§ **PROVIDED RECORDS**
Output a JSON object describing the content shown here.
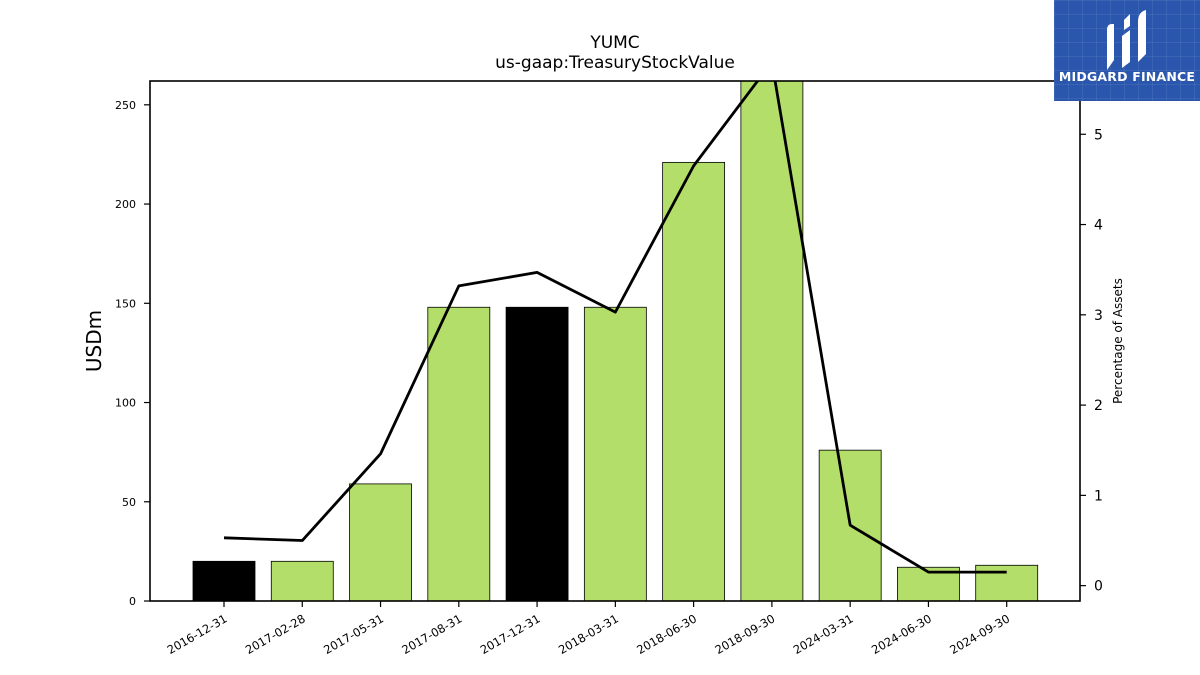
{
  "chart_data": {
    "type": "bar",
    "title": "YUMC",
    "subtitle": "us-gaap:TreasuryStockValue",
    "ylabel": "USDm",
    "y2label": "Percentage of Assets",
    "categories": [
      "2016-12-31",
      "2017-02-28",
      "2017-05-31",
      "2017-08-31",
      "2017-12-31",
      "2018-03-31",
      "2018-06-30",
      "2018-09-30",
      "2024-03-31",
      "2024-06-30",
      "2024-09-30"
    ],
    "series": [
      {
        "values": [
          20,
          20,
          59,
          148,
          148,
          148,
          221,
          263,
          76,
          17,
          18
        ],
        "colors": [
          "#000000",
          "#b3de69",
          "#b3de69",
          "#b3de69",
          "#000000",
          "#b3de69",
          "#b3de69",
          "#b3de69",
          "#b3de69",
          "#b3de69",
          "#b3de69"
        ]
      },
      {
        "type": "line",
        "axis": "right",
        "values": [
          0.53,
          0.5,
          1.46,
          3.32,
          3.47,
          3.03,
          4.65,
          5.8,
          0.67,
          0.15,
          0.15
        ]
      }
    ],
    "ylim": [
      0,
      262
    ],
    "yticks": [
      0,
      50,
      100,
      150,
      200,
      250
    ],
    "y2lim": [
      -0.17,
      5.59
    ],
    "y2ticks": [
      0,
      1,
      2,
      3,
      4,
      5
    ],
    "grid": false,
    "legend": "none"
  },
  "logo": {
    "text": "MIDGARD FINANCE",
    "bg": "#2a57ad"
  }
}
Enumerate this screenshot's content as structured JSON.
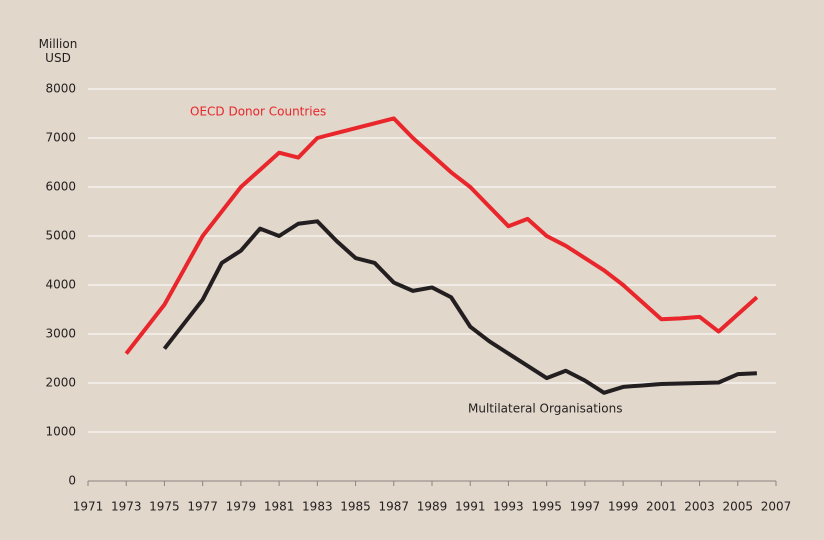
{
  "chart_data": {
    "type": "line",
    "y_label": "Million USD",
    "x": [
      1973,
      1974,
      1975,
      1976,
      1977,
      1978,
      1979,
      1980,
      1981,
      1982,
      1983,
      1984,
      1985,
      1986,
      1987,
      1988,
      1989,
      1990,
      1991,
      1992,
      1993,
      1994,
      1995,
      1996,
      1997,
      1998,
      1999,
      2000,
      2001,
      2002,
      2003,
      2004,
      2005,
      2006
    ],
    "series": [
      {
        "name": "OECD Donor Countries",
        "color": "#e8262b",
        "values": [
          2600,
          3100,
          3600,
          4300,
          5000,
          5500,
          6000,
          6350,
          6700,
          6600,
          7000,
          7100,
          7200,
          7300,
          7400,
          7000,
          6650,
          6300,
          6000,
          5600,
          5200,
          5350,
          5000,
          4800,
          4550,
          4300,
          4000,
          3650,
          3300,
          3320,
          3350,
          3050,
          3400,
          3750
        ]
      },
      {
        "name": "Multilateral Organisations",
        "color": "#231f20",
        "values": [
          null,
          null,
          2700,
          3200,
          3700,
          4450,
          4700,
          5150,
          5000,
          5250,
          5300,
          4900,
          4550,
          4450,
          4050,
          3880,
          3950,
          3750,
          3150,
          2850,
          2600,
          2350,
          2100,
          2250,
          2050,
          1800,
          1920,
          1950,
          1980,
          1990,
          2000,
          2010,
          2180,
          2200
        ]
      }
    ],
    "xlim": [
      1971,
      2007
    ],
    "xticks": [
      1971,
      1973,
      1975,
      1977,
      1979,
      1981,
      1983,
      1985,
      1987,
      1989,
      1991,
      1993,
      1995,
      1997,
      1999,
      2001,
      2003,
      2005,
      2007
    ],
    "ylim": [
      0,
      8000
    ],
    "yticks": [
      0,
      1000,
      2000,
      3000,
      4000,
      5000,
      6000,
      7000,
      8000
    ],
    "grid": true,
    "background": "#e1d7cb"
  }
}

§ **EXERCISE DIRECTIONS**
Output the lines above in full and exactly as given, omitting any pictures.

§ **CORRECT OUTPUT**
Output a JSON object describing the content shown here.
{
  "chart_data": {
    "type": "bar",
    "title": "YUMC",
    "subtitle": "us-gaap:TreasuryStockValue",
    "ylabel": "USDm",
    "y2label": "Percentage of Assets",
    "categories": [
      "2016-12-31",
      "2017-02-28",
      "2017-05-31",
      "2017-08-31",
      "2017-12-31",
      "2018-03-31",
      "2018-06-30",
      "2018-09-30",
      "2024-03-31",
      "2024-06-30",
      "2024-09-30"
    ],
    "series": [
      {
        "values": [
          20,
          20,
          59,
          148,
          148,
          148,
          221,
          263,
          76,
          17,
          18
        ],
        "colors": [
          "#000000",
          "#b3de69",
          "#b3de69",
          "#b3de69",
          "#000000",
          "#b3de69",
          "#b3de69",
          "#b3de69",
          "#b3de69",
          "#b3de69",
          "#b3de69"
        ]
      },
      {
        "type": "line",
        "axis": "right",
        "values": [
          0.53,
          0.5,
          1.46,
          3.32,
          3.47,
          3.03,
          4.65,
          5.8,
          0.67,
          0.15,
          0.15
        ]
      }
    ],
    "ylim": [
      0,
      262
    ],
    "yticks": [
      0,
      50,
      100,
      150,
      200,
      250
    ],
    "y2lim": [
      -0.17,
      5.59
    ],
    "y2ticks": [
      0,
      1,
      2,
      3,
      4,
      5
    ],
    "grid": false,
    "legend": "none"
  },
  "logo": {
    "text": "MIDGARD FINANCE",
    "bg": "#2a57ad"
  }
}
Enumerate this screenshot's content as structured JSON.
{
  "chart_data": {
    "type": "line",
    "y_label": "Million USD",
    "x": [
      1973,
      1974,
      1975,
      1976,
      1977,
      1978,
      1979,
      1980,
      1981,
      1982,
      1983,
      1984,
      1985,
      1986,
      1987,
      1988,
      1989,
      1990,
      1991,
      1992,
      1993,
      1994,
      1995,
      1996,
      1997,
      1998,
      1999,
      2000,
      2001,
      2002,
      2003,
      2004,
      2005,
      2006
    ],
    "series": [
      {
        "name": "OECD Donor Countries",
        "color": "#e8262b",
        "values": [
          2600,
          3100,
          3600,
          4300,
          5000,
          5500,
          6000,
          6350,
          6700,
          6600,
          7000,
          7100,
          7200,
          7300,
          7400,
          7000,
          6650,
          6300,
          6000,
          5600,
          5200,
          5350,
          5000,
          4800,
          4550,
          4300,
          4000,
          3650,
          3300,
          3320,
          3350,
          3050,
          3400,
          3750
        ]
      },
      {
        "name": "Multilateral Organisations",
        "color": "#231f20",
        "values": [
          null,
          null,
          2700,
          3200,
          3700,
          4450,
          4700,
          5150,
          5000,
          5250,
          5300,
          4900,
          4550,
          4450,
          4050,
          3880,
          3950,
          3750,
          3150,
          2850,
          2600,
          2350,
          2100,
          2250,
          2050,
          1800,
          1920,
          1950,
          1980,
          1990,
          2000,
          2010,
          2180,
          2200
        ]
      }
    ],
    "xlim": [
      1971,
      2007
    ],
    "xticks": [
      1971,
      1973,
      1975,
      1977,
      1979,
      1981,
      1983,
      1985,
      1987,
      1989,
      1991,
      1993,
      1995,
      1997,
      1999,
      2001,
      2003,
      2005,
      2007
    ],
    "ylim": [
      0,
      8000
    ],
    "yticks": [
      0,
      1000,
      2000,
      3000,
      4000,
      5000,
      6000,
      7000,
      8000
    ],
    "grid": true,
    "background": "#e1d7cb"
  }
}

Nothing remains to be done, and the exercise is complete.